### Texto para leitura
É com satisfação que estamos colocando à disposição do público, particularmente do mundo acadêmico, mais um número da Revista Brasileira de Educação (RBE) que, assim, guarda adequada periodicidade e cumpre o importante papel de veículo de divulgação/socialização de reflexões que decorrem de estudos e pesquisas sobre temas e problemas candentes no campo educacional do Brasil e do mundo.

Na atual conjuntura mundial, marcada pela crise econômica que emana dos países centrais, a questão dos vínculos entre o processo de desenvolvimento e os processos educativos tem voltado à cena com todo o vigor. A Associação Nacional de Pós-Graduação e Pesquisa em Educação (ANPEd) não tem se furtado a este debate. Um exemplo de tal prática foi sua participação na I Conferência de Desenvolvimento (I CODE), promovida pelo Instituto de Pesquisa Econômica Aplicada (IPEA) no mês de novembro de 2010. O objetivo da CODE, que este ano terá a sua segunda edição, é criar um espaço nacional de debates sobre o tema, envolvendo a sociedade civil.

A participação da Associação no evento efetivou-se por meio da organização de mesa-redonda sobre o binômio educação e o desenvolvimento econômico, coordenada por Eliza Bartolozzi Ferreira, cuja composição contou com as contribuições dos pesquisadores Lúcia Bruno (USP), Paulo Corbucci (IPEA) e Luiz Antônio Cunha (UFRJ). Os respectivos textos abrem a seção de artigos deste número da Revista, abordando a temática a partir de referenciais teóricos distintos e de diferentes ângulos, pondo em prática o princípio salutar da pluralidade democrática que rege a ANPEd e, por conseguinte, a política editorial da RBE.

### Tarefas do exercício
1 > Reproduza o trecho do texto sobre a Revista Brasileira de Educação entre "É com satisfação" e "e do mundo.", inclusive.
2 > Dê prosseguimento ao texto sobre a Revista Brasileira de Educação a partir da última frase apresentada.

### Listagem apresentada

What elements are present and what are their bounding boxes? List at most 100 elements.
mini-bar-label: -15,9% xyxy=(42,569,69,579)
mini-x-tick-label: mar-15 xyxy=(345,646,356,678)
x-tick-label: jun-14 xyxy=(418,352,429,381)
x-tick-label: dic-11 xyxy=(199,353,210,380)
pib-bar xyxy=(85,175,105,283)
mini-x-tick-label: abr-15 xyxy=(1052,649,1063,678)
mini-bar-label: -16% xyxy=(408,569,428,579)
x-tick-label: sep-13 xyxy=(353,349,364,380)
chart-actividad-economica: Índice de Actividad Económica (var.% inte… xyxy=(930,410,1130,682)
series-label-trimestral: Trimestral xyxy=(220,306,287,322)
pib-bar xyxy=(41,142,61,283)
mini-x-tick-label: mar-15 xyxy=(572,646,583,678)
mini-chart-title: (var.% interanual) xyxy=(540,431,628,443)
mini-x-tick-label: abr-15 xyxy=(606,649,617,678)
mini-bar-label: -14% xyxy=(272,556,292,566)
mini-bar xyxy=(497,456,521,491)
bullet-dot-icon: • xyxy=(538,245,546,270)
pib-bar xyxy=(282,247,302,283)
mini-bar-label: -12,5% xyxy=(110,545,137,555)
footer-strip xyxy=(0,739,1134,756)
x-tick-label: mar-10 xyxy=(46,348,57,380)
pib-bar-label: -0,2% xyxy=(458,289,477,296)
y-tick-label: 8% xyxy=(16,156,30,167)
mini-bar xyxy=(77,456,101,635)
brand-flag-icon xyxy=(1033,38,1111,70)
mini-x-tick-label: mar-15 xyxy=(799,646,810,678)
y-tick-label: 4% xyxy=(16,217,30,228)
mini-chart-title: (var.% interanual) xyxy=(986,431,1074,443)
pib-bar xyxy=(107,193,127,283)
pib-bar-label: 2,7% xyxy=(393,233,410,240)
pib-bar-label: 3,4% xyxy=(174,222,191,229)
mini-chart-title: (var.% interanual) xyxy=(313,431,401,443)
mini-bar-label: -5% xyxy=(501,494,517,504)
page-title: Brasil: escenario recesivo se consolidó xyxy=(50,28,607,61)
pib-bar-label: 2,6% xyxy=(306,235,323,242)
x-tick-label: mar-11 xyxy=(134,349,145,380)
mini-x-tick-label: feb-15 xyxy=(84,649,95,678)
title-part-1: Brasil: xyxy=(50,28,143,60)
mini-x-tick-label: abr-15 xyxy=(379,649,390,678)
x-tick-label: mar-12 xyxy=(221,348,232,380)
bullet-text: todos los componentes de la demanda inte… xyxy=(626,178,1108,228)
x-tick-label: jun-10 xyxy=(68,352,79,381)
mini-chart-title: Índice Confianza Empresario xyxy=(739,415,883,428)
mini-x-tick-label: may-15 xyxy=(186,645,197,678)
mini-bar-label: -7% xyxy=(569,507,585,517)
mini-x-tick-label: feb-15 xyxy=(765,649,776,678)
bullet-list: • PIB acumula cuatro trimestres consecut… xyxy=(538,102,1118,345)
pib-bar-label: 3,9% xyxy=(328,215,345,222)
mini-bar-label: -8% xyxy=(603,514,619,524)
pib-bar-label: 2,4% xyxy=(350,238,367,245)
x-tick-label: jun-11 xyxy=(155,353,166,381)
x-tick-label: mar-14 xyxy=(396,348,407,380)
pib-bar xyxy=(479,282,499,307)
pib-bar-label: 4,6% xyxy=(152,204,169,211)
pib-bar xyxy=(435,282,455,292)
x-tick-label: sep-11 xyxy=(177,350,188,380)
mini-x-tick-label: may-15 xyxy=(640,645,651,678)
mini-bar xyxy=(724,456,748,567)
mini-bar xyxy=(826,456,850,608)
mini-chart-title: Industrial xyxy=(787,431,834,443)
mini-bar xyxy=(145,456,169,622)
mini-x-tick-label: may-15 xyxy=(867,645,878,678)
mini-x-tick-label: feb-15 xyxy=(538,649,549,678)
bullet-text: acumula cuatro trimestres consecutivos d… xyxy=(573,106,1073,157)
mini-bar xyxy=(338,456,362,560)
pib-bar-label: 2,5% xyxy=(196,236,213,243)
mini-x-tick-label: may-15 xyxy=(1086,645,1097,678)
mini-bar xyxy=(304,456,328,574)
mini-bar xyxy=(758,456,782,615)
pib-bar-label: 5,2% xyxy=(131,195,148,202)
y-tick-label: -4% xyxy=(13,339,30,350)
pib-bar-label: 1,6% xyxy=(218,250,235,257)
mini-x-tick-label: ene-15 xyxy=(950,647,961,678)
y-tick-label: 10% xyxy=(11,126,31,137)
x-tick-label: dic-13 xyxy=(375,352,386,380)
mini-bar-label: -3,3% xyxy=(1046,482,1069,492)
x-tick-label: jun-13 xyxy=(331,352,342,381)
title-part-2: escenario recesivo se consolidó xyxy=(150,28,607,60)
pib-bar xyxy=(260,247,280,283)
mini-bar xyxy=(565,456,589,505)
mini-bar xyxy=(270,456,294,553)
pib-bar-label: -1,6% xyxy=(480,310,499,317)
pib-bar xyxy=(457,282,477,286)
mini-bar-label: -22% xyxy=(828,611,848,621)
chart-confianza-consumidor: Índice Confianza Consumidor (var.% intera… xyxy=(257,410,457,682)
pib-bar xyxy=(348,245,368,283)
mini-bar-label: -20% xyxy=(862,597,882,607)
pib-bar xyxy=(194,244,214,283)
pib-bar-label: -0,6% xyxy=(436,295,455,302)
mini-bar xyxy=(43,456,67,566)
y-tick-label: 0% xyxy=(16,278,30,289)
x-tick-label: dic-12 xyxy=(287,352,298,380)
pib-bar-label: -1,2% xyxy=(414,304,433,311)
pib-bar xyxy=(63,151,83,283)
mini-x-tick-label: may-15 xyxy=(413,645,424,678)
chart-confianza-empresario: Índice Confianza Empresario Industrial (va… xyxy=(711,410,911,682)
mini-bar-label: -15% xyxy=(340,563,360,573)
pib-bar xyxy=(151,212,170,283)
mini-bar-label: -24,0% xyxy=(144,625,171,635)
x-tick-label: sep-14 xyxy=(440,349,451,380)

### Respostas em ordem
1 >
É com satisfação que estamos colocando à disposição do público, particularmente do mundo acadêmico, mais um número da Revista Brasileira de Educação (RBE) que, assim, guarda adequada periodicidade e cumpre o importante papel de veículo de divulgação/socialização de reflexões que decorrem de estudos e pesquisas sobre temas e problemas candentes no campo educacional do Brasil e do mundo.

2 >
No artigo "Educação e desenvolvimento econômico no Brasil", Lúcia Bruno utiliza-se da construção marxiana sobre a Lei do Valor para fazer a análise do tema a partir dos parâmetros em que se inserem a produção e a reprodução da força de trabalho, destacando os vínculos entre as mudanças nas políticas de educação e os requerimentos postos pela reorganização do mundo capitalista a partir dos anos de 1980. Em tal contexto, põe em xeque premissas da Teoria do Capital Humano e focaliza analiticamente aspectos referentes à resistência de professores e alunos em relação às práticas escolares guiadas por essa perspectiva. "Dimensões estratégicas e limites do papel da educação para o desenvolvimento brasileiro" é o recorte que Paulo Corbucci realiza para discutir o tema, abordando-o no contexto atual da sociedade brasileira, tendo por referente os condicionantes advindos de uma economia globalizada e das características histórico-estruturais da nossa realidade. Neste quadro, com base na análise de dados produzidos pelo Instituto Brasileiro de Geografia e Estatística (IBGE) e pelo Instituto Nacional de Estudos e Pesquisas Educacionais Anísio Teixeira (INEP), examina os limites e potencialidades da educação no sentido de transformar o país "em uma nação economicamente dinâmica e socialmente justa", sem adotar, contudo, uma concepção linear que vincula mecanicamente os níveis de escolaridade da população aos níveis de desenvolvimento e, portanto, sem creditar somente à educação a prerrogativa de promover transformações.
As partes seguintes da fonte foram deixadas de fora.